What is asked: Extract each line bearing the word "Федерального".

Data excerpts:

┄┄┄┄┄┄

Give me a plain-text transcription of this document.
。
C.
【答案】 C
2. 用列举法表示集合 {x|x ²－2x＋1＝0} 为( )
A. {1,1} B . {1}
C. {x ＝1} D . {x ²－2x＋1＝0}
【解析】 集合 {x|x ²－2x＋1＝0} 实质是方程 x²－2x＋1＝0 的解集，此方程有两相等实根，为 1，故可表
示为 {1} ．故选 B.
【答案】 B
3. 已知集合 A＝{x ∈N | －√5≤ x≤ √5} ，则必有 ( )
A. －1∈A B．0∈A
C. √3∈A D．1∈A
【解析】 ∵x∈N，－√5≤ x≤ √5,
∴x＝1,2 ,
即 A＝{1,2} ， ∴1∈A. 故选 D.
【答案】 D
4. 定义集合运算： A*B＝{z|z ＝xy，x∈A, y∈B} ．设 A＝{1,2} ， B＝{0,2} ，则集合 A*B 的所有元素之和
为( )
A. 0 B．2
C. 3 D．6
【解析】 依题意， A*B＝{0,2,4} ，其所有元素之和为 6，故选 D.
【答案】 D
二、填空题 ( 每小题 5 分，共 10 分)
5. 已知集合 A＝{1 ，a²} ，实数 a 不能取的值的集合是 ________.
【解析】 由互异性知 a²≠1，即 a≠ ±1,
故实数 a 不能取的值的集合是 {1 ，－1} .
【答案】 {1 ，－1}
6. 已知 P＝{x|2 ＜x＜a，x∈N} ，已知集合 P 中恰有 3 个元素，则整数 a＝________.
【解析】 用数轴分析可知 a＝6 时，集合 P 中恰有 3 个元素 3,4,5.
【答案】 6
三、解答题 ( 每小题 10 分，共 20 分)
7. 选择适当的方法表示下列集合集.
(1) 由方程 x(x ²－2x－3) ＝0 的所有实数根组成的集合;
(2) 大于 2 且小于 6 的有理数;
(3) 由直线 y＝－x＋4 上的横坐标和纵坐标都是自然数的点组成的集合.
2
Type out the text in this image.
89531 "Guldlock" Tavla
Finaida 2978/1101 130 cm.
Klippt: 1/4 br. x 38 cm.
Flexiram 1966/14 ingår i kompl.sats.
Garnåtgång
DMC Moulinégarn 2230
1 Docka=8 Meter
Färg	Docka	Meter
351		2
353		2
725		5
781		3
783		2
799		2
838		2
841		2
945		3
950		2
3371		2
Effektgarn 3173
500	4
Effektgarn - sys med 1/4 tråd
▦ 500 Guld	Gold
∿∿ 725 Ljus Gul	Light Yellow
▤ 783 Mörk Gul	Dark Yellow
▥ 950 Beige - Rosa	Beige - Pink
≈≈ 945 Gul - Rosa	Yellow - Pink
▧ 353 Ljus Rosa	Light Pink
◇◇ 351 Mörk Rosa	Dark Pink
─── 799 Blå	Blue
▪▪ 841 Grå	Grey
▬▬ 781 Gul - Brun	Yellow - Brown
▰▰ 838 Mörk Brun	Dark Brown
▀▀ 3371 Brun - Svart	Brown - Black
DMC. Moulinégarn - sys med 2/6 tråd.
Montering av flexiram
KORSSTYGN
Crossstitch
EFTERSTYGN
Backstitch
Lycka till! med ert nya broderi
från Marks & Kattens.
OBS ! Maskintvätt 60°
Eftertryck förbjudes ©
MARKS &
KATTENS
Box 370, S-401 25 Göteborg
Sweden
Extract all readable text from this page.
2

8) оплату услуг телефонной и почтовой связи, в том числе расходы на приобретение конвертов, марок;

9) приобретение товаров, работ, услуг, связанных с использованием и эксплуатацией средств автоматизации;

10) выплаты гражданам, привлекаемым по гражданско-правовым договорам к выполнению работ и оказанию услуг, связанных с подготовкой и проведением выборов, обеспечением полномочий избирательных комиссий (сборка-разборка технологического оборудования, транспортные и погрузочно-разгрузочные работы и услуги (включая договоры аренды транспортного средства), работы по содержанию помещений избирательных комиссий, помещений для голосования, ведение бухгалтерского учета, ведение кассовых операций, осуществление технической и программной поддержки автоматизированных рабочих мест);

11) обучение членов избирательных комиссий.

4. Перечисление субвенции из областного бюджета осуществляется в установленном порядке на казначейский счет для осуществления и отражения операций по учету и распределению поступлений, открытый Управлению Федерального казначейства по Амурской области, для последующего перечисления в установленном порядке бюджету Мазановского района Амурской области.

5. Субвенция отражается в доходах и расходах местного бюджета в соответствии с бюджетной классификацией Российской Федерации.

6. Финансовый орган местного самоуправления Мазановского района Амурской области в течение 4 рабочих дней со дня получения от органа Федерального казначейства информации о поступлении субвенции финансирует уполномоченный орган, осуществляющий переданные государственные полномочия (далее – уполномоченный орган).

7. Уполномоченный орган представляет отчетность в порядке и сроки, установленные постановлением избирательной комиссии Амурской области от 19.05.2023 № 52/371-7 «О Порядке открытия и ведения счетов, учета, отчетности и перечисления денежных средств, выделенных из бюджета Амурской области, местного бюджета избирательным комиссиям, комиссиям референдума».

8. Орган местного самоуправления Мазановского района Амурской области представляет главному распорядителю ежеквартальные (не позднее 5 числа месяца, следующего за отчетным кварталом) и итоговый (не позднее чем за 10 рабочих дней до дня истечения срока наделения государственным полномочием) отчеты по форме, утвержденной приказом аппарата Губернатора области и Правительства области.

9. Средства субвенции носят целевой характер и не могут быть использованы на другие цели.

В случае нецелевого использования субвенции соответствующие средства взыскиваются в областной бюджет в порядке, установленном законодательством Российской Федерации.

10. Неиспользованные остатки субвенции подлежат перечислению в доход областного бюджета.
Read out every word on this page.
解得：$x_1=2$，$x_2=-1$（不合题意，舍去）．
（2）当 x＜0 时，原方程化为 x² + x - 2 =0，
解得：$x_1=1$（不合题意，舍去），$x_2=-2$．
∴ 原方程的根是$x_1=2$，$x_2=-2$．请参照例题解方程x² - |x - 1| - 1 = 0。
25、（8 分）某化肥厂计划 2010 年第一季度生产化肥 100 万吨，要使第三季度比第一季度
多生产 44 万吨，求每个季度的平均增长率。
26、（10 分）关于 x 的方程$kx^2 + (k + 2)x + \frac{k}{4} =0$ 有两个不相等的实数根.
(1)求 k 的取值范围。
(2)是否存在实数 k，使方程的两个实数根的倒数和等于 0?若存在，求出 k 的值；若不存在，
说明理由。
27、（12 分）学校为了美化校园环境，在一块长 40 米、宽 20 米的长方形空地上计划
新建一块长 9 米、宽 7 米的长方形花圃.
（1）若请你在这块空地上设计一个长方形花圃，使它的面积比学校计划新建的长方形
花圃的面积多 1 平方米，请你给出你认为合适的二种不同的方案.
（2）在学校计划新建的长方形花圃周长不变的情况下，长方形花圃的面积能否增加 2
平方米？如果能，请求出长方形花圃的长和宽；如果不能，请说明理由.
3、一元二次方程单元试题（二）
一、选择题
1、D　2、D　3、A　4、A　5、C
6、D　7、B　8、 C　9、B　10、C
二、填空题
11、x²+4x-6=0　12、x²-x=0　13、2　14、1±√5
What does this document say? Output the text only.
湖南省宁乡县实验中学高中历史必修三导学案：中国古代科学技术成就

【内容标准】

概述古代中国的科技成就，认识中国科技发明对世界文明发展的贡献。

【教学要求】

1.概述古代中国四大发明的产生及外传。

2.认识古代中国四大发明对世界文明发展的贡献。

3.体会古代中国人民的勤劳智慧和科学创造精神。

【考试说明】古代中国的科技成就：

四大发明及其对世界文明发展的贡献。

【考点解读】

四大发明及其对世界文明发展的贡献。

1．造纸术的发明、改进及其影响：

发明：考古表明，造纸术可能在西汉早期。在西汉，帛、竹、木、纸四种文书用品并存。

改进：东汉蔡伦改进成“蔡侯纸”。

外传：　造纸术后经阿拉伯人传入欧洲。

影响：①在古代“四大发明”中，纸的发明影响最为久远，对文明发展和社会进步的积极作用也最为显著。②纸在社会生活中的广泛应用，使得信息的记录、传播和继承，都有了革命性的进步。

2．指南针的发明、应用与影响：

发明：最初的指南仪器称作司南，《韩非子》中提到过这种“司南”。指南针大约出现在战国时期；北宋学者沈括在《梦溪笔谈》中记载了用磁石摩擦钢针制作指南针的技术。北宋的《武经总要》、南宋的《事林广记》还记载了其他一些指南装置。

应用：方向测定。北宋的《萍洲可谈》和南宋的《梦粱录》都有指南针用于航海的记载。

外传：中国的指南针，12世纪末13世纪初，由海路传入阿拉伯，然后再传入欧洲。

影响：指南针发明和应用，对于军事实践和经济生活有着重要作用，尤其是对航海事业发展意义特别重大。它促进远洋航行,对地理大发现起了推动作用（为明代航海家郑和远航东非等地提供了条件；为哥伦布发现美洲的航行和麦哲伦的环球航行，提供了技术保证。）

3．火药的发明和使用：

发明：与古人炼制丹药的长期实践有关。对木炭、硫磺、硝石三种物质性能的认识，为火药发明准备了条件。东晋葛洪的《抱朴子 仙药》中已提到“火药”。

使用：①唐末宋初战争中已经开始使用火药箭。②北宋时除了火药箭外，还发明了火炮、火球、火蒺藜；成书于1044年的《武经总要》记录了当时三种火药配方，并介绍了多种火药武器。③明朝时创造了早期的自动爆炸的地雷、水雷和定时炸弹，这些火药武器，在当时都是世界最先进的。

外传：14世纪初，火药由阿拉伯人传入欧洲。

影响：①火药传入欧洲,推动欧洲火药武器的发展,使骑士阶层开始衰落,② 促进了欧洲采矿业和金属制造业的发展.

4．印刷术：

┄┄┄┄┄┄

Result for this task:
4. Перечисление субвенции из областного бюджета осуществляется в установленном порядке на казначейский счет для осуществления и отражения операций по учету и распределению поступлений, открытый Управлению Федерального казначейства по Амурской области, для последующего перечисления в установленном порядке бюджету Мазановского района Амурской области.
6. Финансовый орган местного самоуправления Мазановского района Амурской области в течение 4 рабочих дней со дня получения от органа Федерального казначейства информации о поступлении субвенции финансирует уполномоченный орган, осуществляющий переданные государственные полномочия (далее – уполномоченный орган).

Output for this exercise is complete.